• **Task to complete**
Tally the lines in these records that hold the string "sous", and reply with the number alone.

• **Input material**
+++++
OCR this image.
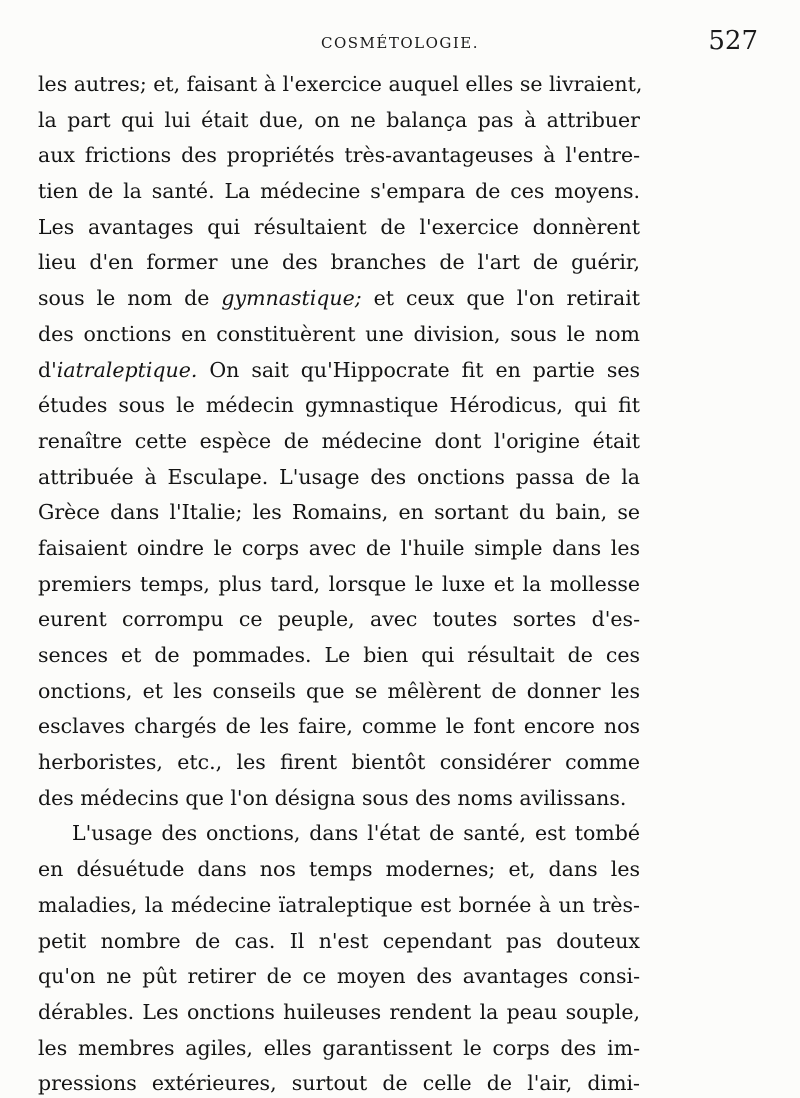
COSMÉTOLOGIE.	527
les autres; et, faisant à l'exercice auquel elles se livraient,
la part qui lui était due, on ne balança pas à attribuer
aux frictions des propriétés très-avantageuses à l'entre-
tien de la santé. La médecine s'empara de ces moyens.
Les avantages qui résultaient de l'exercice donnèrent
lieu d'en former une des branches de l'art de guérir,
sous le nom de gymnastique; et ceux que l'on retirait
des onctions en constituèrent une division, sous le nom
d'iatraleptique. On sait qu'Hippocrate fit en partie ses
études sous le médecin gymnastique Hérodicus, qui fit
renaître cette espèce de médecine dont l'origine était
attribuée à Esculape. L'usage des onctions passa de la
Grèce dans l'Italie; les Romains, en sortant du bain, se
faisaient oindre le corps avec de l'huile simple dans les
premiers temps, plus tard, lorsque le luxe et la mollesse
eurent corrompu ce peuple, avec toutes sortes d'es-
sences et de pommades. Le bien qui résultait de ces
onctions, et les conseils que se mêlèrent de donner les
esclaves chargés de les faire, comme le font encore nos
herboristes, etc., les firent bientôt considérer comme
des médecins que l'on désigna sous des noms avilissans.
L'usage des onctions, dans l'état de santé, est tombé
en désuétude dans nos temps modernes; et, dans les
maladies, la médecine ïatraleptique est bornée à un très-
petit nombre de cas. Il n'est cependant pas douteux
qu'on ne pût retirer de ce moyen des avantages consi-
dérables. Les onctions huileuses rendent la peau souple,
les membres agiles, elles garantissent le corps des im-
pressions extérieures, surtout de celle de l'air, dimi-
+++++
• **Solution for this problem**
4